[The request]
How many lines in the records below contain the string "scrollbar", matching case exactly? Reply with the number alone.
START Rows
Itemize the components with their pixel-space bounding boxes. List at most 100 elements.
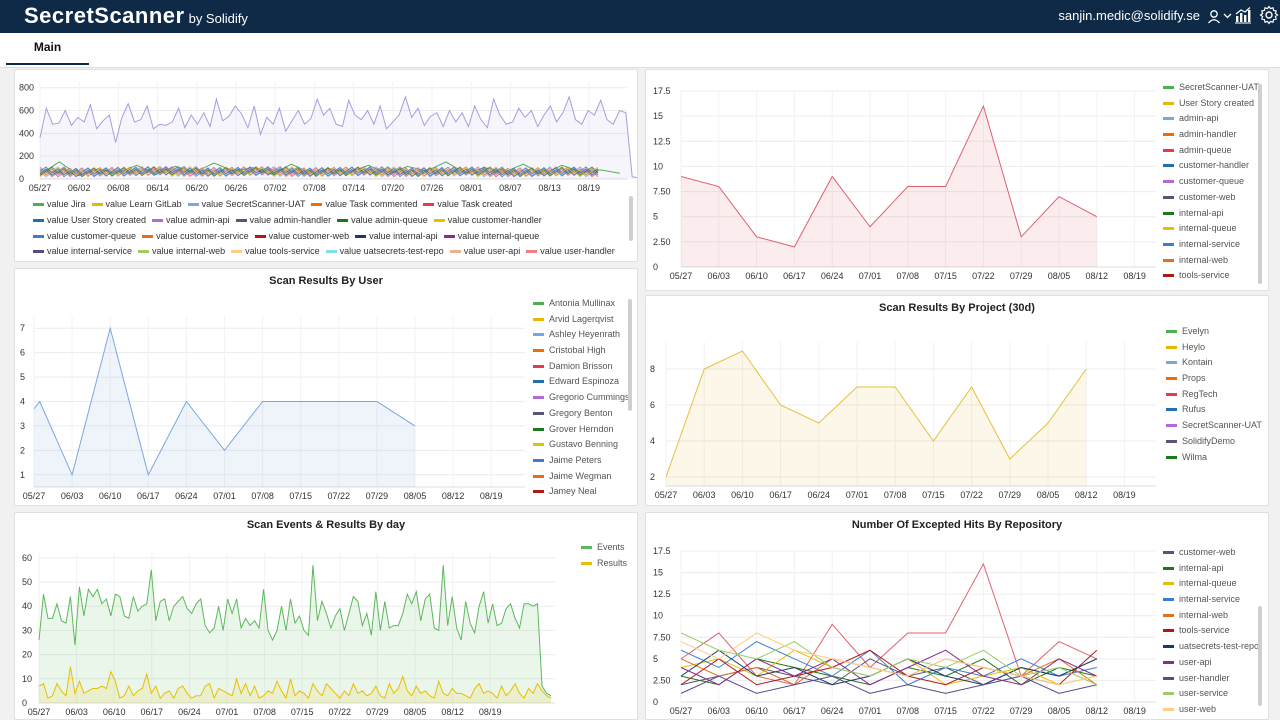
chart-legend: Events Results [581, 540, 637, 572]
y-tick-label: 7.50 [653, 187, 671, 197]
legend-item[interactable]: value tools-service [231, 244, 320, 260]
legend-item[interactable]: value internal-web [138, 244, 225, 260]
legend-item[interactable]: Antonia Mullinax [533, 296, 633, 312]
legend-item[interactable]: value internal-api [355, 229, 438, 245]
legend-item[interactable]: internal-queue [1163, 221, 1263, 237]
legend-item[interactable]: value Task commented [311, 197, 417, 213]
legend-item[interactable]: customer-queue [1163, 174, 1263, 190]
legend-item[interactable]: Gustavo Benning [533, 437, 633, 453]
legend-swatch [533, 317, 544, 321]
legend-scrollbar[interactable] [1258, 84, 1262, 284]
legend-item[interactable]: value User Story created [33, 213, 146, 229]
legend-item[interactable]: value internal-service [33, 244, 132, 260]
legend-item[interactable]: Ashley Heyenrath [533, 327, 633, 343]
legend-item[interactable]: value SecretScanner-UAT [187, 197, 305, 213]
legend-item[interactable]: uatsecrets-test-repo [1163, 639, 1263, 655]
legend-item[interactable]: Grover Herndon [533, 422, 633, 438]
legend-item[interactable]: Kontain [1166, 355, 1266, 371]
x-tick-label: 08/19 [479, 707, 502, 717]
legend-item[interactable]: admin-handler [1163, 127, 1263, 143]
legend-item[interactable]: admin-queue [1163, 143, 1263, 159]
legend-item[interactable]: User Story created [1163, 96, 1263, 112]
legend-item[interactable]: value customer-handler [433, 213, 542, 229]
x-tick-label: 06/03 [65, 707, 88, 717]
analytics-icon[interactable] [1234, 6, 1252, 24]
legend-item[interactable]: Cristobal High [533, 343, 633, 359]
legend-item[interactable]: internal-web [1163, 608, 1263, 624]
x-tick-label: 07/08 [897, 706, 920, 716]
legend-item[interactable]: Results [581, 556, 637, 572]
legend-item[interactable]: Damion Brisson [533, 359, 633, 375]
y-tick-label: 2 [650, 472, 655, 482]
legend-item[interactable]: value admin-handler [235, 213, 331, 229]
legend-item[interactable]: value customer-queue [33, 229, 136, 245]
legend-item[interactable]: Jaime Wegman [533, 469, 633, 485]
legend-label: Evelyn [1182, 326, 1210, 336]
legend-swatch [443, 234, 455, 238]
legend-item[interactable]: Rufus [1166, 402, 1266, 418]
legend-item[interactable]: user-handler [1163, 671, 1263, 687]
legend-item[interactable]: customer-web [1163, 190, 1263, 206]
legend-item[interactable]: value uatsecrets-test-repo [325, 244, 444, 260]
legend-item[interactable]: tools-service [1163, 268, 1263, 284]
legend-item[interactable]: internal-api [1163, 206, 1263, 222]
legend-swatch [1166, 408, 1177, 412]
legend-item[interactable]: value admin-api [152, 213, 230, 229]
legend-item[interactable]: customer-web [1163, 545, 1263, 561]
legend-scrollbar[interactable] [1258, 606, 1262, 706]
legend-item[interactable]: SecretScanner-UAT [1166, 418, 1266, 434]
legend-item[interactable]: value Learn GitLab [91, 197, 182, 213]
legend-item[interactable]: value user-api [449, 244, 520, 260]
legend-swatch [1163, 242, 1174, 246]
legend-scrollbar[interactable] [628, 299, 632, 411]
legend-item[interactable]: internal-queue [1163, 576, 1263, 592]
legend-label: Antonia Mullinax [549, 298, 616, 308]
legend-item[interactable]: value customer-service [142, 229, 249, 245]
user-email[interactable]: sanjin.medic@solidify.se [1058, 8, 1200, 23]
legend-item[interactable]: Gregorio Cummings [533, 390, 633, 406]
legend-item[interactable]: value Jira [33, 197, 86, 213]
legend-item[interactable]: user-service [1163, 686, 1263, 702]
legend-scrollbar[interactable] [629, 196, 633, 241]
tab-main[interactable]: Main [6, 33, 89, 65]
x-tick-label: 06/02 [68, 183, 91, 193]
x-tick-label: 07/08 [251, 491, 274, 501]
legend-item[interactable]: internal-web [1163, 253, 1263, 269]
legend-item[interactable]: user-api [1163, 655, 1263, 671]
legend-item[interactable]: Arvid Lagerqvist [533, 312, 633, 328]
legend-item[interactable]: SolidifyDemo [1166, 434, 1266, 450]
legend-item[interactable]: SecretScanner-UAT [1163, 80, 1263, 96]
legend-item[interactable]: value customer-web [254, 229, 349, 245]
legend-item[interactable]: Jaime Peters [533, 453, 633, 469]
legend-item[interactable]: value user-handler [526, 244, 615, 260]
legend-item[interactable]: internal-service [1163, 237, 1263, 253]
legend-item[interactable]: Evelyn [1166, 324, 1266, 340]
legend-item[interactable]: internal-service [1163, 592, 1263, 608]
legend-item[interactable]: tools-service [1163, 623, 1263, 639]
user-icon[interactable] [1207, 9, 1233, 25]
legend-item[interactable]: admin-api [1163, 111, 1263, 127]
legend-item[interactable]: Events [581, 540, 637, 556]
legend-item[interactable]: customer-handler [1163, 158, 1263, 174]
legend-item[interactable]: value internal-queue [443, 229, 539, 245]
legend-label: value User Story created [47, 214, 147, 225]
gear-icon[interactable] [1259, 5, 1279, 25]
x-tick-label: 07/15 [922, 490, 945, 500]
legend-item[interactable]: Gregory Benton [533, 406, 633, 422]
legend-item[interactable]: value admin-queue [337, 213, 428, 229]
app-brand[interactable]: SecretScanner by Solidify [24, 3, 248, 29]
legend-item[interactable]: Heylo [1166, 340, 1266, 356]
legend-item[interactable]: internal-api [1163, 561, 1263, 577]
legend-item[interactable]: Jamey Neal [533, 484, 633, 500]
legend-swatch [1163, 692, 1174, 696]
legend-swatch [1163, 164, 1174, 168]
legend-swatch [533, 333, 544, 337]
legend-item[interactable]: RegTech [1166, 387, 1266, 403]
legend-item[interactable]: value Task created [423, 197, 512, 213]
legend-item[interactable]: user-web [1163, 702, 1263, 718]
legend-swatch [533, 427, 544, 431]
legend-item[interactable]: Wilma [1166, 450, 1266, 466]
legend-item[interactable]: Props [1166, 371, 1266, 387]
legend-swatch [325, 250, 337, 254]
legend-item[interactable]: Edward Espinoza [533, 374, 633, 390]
END Rows
[The output]
4